## Problem requirements
Repeat each line exactly as it is written.
--- Start of Entries ---
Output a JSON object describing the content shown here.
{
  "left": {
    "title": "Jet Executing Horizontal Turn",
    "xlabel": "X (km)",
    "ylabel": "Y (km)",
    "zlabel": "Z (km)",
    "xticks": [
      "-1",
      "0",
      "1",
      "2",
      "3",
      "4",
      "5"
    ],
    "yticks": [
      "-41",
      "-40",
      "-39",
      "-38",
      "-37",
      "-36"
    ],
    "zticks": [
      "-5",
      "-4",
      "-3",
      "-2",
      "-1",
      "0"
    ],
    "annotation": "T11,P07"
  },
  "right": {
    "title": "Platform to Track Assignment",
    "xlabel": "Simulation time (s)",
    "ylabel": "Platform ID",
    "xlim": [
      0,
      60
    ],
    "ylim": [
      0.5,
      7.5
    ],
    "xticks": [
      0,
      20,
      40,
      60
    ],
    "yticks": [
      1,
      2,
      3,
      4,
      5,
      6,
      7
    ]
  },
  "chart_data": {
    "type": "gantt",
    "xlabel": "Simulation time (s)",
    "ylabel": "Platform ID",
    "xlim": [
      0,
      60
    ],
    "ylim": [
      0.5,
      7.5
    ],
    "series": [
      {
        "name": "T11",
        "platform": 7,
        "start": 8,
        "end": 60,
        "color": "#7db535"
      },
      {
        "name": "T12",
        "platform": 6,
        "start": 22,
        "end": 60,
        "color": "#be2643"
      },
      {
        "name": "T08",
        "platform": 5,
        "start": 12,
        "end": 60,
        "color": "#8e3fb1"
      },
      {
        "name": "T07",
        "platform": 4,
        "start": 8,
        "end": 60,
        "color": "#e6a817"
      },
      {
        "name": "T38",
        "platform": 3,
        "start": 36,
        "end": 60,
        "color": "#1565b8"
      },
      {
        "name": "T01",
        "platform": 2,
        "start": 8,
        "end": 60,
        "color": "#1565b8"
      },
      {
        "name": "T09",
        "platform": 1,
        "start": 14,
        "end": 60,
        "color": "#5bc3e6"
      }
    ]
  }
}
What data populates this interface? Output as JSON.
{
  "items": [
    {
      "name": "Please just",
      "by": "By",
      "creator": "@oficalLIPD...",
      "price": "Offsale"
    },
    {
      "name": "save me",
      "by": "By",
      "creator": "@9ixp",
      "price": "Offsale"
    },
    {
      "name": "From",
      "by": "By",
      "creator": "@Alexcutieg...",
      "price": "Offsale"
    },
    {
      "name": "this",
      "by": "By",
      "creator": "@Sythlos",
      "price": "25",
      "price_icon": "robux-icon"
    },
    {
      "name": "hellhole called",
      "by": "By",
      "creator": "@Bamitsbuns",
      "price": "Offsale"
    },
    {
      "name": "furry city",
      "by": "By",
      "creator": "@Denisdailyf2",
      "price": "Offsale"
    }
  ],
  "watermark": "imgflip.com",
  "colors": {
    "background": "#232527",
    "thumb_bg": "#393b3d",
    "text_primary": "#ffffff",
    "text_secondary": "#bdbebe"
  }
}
--- End of Entries ---
## Solution to the exercise
Output a JSON object describing the content shown here.
{
  "left": {
    "title": "Jet Executing Horizontal Turn",
    "xlabel": "X (km)",
    "ylabel": "Y (km)",
    "zlabel": "Z (km)",
    "xticks": [
      "-1",
      "0",
      "1",
      "2",
      "3",
      "4",
      "5"
    ],
    "yticks": [
      "-41",
      "-40",
      "-39",
      "-38",
      "-37",
      "-36"
    ],
    "zticks": [
      "-5",
      "-4",
      "-3",
      "-2",
      "-1",
      "0"
    ],
    "annotation": "T11,P07"
  },
  "right": {
    "title": "Platform to Track Assignment",
    "xlabel": "Simulation time (s)",
    "ylabel": "Platform ID",
    "xlim": [
      0,
      60
    ],
    "ylim": [
      0.5,
      7.5
    ],
    "xticks": [
      0,
      20,
      40,
      60
    ],
    "yticks": [
      1,
      2,
      3,
      4,
      5,
      6,
      7
    ]
  },
  "chart_data": {
    "type": "gantt",
    "xlabel": "Simulation time (s)",
    "ylabel": "Platform ID",
    "xlim": [
      0,
      60
    ],
    "ylim": [
      0.5,
      7.5
    ],
    "series": [
      {
        "name": "T11",
        "platform": 7,
        "start": 8,
        "end": 60,
        "color": "#7db535"
      },
      {
        "name": "T12",
        "platform": 6,
        "start": 22,
        "end": 60,
        "color": "#be2643"
      },
      {
        "name": "T08",
        "platform": 5,
        "start": 12,
        "end": 60,
        "color": "#8e3fb1"
      },
      {
        "name": "T07",
        "platform": 4,
        "start": 8,
        "end": 60,
        "color": "#e6a817"
      },
      {
        "name": "T38",
        "platform": 3,
        "start": 36,
        "end": 60,
        "color": "#1565b8"
      },
      {
        "name": "T01",
        "platform": 2,
        "start": 8,
        "end": 60,
        "color": "#1565b8"
      },
      {
        "name": "T09",
        "platform": 1,
        "start": 14,
        "end": 60,
        "color": "#5bc3e6"
      }
    ]
  }
}
What data populates this interface? Output as JSON.
{
  "items": [
    {
      "name": "Please just",
      "by": "By",
      "creator": "@oficalLIPD...",
      "price": "Offsale"
    },
    {
      "name": "save me",
      "by": "By",
      "creator": "@9ixp",
      "price": "Offsale"
    },
    {
      "name": "From",
      "by": "By",
      "creator": "@Alexcutieg...",
      "price": "Offsale"
    },
    {
      "name": "this",
      "by": "By",
      "creator": "@Sythlos",
      "price": "25",
      "price_icon": "robux-icon"
    },
    {
      "name": "hellhole called",
      "by": "By",
      "creator": "@Bamitsbuns",
      "price": "Offsale"
    },
    {
      "name": "furry city",
      "by": "By",
      "creator": "@Denisdailyf2",
      "price": "Offsale"
    }
  ],
  "watermark": "imgflip.com",
  "colors": {
    "background": "#232527",
    "thumb_bg": "#393b3d",
    "text_primary": "#ffffff",
    "text_secondary": "#bdbebe"
  }
}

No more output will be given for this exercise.